#### Exercise material ####

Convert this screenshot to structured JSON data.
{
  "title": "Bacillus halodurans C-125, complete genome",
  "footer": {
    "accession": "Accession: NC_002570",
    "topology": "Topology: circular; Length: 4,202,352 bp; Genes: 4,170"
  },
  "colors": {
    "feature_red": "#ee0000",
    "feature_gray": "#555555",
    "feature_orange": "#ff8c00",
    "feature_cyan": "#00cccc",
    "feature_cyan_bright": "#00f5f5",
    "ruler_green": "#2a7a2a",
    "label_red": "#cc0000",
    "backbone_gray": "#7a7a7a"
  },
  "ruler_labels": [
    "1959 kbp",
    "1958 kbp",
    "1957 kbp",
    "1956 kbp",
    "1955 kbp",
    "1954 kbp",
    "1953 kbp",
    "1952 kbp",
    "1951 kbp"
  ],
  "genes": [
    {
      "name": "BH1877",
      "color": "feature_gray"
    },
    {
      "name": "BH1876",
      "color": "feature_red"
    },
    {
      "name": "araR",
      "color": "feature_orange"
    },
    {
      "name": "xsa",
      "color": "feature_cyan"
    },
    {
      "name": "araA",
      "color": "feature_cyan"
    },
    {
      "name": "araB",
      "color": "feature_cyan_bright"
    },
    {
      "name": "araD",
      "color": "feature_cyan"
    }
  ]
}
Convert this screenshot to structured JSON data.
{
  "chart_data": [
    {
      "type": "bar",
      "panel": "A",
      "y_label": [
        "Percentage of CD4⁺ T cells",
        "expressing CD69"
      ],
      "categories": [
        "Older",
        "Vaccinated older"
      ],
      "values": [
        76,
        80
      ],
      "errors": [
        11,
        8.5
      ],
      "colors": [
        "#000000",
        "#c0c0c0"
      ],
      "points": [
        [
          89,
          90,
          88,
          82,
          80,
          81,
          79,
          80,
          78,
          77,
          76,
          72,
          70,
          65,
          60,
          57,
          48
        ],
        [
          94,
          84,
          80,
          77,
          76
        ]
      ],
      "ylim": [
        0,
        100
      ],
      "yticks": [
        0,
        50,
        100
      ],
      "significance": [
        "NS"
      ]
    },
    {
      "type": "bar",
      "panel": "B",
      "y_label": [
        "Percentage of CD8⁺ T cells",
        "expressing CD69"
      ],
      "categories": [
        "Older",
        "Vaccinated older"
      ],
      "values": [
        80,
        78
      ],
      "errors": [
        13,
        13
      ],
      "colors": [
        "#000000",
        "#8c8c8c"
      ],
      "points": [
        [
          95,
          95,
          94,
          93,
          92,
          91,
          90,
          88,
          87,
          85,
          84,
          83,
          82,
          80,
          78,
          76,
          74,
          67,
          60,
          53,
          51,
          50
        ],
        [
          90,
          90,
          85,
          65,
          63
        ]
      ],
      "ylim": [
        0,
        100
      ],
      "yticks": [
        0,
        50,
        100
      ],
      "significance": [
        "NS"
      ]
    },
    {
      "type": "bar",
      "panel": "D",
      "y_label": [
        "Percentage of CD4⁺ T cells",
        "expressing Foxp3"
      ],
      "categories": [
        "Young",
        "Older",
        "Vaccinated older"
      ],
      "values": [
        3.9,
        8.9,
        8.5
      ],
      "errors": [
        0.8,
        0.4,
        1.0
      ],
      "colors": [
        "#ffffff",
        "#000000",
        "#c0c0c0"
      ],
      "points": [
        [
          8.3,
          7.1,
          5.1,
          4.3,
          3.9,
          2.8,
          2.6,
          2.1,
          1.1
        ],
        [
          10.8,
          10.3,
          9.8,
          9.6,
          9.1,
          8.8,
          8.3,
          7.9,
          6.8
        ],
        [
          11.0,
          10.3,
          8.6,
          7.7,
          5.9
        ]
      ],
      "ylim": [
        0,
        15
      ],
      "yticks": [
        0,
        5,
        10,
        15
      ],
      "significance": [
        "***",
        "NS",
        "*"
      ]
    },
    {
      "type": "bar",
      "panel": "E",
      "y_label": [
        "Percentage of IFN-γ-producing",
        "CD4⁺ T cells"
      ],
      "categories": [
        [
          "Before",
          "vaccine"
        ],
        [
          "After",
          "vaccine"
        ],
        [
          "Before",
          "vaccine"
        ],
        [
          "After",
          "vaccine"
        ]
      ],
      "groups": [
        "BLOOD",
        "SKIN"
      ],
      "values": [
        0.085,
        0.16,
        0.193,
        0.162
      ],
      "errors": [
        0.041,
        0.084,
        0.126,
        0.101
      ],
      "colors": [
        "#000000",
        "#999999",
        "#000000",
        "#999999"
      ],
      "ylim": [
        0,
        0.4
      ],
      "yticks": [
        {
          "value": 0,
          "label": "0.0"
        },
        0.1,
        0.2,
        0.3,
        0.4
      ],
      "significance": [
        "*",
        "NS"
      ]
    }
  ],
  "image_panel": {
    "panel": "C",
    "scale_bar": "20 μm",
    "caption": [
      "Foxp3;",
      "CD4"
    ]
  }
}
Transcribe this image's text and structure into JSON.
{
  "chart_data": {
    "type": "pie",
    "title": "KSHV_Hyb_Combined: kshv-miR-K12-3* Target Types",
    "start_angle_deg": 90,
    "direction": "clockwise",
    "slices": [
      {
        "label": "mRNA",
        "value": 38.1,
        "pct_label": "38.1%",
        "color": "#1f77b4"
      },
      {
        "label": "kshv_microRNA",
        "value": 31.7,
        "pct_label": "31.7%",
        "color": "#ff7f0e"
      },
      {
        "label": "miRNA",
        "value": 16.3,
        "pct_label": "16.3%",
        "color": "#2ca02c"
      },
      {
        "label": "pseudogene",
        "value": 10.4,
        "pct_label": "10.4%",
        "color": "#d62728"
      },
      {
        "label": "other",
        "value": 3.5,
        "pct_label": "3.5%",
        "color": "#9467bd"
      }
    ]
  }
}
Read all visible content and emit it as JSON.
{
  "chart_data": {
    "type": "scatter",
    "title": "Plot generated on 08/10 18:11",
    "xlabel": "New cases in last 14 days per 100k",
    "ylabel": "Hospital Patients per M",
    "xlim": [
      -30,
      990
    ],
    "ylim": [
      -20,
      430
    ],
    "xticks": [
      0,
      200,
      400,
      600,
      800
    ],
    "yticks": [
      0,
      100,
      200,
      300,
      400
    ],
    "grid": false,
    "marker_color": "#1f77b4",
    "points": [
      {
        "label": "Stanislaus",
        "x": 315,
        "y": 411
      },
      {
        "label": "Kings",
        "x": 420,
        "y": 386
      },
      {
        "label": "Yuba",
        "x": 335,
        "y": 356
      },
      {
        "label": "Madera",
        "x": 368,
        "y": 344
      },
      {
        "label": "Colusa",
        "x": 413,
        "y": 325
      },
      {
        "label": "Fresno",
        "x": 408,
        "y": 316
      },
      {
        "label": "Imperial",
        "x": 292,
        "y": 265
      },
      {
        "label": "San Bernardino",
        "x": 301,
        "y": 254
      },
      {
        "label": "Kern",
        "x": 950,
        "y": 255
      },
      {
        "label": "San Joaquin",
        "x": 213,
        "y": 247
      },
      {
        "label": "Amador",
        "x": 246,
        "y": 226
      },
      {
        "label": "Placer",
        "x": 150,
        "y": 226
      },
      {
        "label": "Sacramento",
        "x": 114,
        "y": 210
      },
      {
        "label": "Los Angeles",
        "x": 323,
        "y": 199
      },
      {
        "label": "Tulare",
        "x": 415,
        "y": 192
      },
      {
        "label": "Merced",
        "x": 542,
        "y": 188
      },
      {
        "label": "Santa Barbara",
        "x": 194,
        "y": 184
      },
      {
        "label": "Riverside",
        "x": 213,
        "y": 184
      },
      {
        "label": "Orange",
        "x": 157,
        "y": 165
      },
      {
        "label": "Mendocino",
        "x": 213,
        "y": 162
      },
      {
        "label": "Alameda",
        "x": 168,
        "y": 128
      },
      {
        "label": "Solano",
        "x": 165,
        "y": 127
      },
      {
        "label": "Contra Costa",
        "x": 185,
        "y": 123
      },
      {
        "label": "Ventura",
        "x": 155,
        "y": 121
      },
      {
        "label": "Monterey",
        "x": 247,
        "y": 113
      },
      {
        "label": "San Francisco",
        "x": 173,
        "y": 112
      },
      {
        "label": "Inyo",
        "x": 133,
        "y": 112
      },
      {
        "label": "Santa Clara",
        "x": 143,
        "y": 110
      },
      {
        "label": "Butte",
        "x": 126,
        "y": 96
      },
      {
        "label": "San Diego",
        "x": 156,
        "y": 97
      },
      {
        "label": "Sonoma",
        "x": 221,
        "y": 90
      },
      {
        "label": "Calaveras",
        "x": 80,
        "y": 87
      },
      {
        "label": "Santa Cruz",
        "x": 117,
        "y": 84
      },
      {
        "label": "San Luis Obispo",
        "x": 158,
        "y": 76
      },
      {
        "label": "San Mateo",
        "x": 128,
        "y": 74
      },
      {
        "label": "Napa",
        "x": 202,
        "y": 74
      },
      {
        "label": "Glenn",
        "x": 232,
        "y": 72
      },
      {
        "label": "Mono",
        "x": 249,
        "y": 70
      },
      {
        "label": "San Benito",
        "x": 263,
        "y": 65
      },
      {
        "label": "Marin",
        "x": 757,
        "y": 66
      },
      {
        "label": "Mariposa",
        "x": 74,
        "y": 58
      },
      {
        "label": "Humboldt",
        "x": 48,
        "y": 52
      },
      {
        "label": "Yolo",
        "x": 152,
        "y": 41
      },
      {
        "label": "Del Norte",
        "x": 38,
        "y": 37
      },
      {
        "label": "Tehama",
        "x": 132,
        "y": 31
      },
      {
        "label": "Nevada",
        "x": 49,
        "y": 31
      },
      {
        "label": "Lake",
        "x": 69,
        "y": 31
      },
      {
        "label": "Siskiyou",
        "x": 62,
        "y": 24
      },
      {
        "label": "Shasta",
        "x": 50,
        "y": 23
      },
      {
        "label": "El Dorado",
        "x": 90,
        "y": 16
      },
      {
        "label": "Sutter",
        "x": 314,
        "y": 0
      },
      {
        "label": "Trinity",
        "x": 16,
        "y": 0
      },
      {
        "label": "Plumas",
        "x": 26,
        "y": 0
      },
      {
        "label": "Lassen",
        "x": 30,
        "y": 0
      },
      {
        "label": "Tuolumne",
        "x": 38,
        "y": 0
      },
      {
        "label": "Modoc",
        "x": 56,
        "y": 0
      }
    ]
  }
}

####

Write out each line above with the word "JSON".

Convert this screenshot to structured JSON data.
Convert this screenshot to structured JSON data.
Transcribe this image's text and structure into JSON.
Read all visible content and emit it as JSON.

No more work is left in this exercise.